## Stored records
★ ★ ★ ★
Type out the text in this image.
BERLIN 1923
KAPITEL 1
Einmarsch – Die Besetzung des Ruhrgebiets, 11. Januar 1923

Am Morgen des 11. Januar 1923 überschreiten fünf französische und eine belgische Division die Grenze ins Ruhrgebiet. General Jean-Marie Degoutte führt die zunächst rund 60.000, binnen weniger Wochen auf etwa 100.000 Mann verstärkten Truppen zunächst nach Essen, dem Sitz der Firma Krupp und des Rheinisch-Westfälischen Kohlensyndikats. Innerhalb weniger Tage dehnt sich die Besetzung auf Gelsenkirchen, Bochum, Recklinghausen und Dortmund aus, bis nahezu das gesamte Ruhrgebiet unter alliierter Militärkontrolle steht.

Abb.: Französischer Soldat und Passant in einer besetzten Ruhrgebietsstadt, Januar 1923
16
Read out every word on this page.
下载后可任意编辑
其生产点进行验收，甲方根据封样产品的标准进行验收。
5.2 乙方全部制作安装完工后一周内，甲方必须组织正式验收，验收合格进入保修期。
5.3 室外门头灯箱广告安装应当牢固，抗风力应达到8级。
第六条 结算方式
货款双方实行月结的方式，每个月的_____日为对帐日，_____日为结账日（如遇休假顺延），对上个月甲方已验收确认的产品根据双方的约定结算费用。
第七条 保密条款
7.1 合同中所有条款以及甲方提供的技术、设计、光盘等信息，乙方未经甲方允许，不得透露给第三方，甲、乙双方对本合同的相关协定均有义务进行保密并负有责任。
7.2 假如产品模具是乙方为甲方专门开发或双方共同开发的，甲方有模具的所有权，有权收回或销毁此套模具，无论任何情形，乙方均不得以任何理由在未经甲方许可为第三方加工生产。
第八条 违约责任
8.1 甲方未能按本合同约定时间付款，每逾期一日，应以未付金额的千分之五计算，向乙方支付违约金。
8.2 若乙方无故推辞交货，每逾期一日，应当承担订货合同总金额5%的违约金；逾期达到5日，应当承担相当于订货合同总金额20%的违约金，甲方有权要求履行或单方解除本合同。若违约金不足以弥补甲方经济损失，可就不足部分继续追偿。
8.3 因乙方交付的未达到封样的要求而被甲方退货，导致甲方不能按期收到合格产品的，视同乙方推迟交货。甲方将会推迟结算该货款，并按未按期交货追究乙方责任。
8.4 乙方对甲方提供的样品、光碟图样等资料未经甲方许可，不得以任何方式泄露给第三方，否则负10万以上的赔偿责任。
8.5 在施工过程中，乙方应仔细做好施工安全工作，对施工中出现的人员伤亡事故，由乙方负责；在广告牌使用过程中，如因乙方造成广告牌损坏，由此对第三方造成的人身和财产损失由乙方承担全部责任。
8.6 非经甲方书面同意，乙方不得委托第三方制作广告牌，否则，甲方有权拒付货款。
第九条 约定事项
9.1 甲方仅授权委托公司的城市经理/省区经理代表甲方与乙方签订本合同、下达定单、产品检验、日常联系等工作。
★ ★ ★ ★
Give an exact repetition of all the material.

## WORKED ANSWER
Type out the text in this image.
BERLIN 1923
KAPITEL 1
Einmarsch – Die Besetzung des Ruhrgebiets, 11. Januar 1923

Am Morgen des 11. Januar 1923 überschreiten fünf französische und eine belgische Division die Grenze ins Ruhrgebiet. General Jean-Marie Degoutte führt die zunächst rund 60.000, binnen weniger Wochen auf etwa 100.000 Mann verstärkten Truppen zunächst nach Essen, dem Sitz der Firma Krupp und des Rheinisch-Westfälischen Kohlensyndikats. Innerhalb weniger Tage dehnt sich die Besetzung auf Gelsenkirchen, Bochum, Recklinghausen und Dortmund aus, bis nahezu das gesamte Ruhrgebiet unter alliierter Militärkontrolle steht.

Abb.: Französischer Soldat und Passant in einer besetzten Ruhrgebietsstadt, Januar 1923
16
Read out every word on this page.
下载后可任意编辑
其生产点进行验收，甲方根据封样产品的标准进行验收。
5.2 乙方全部制作安装完工后一周内，甲方必须组织正式验收，验收合格进入保修期。
5.3 室外门头灯箱广告安装应当牢固，抗风力应达到8级。
第六条 结算方式
货款双方实行月结的方式，每个月的_____日为对帐日，_____日为结账日（如遇休假顺延），对上个月甲方已验收确认的产品根据双方的约定结算费用。
第七条 保密条款
7.1 合同中所有条款以及甲方提供的技术、设计、光盘等信息，乙方未经甲方允许，不得透露给第三方，甲、乙双方对本合同的相关协定均有义务进行保密并负有责任。
7.2 假如产品模具是乙方为甲方专门开发或双方共同开发的，甲方有模具的所有权，有权收回或销毁此套模具，无论任何情形，乙方均不得以任何理由在未经甲方许可为第三方加工生产。
第八条 违约责任
8.1 甲方未能按本合同约定时间付款，每逾期一日，应以未付金额的千分之五计算，向乙方支付违约金。
8.2 若乙方无故推辞交货，每逾期一日，应当承担订货合同总金额5%的违约金；逾期达到5日，应当承担相当于订货合同总金额20%的违约金，甲方有权要求履行或单方解除本合同。若违约金不足以弥补甲方经济损失，可就不足部分继续追偿。
8.3 因乙方交付的未达到封样的要求而被甲方退货，导致甲方不能按期收到合格产品的，视同乙方推迟交货。甲方将会推迟结算该货款，并按未按期交货追究乙方责任。
8.4 乙方对甲方提供的样品、光碟图样等资料未经甲方许可，不得以任何方式泄露给第三方，否则负10万以上的赔偿责任。
8.5 在施工过程中，乙方应仔细做好施工安全工作，对施工中出现的人员伤亡事故，由乙方负责；在广告牌使用过程中，如因乙方造成广告牌损坏，由此对第三方造成的人身和财产损失由乙方承担全部责任。
8.6 非经甲方书面同意，乙方不得委托第三方制作广告牌，否则，甲方有权拒付货款。
第九条 约定事项
9.1 甲方仅授权委托公司的城市经理/省区经理代表甲方与乙方签订本合同、下达定单、产品检验、日常联系等工作。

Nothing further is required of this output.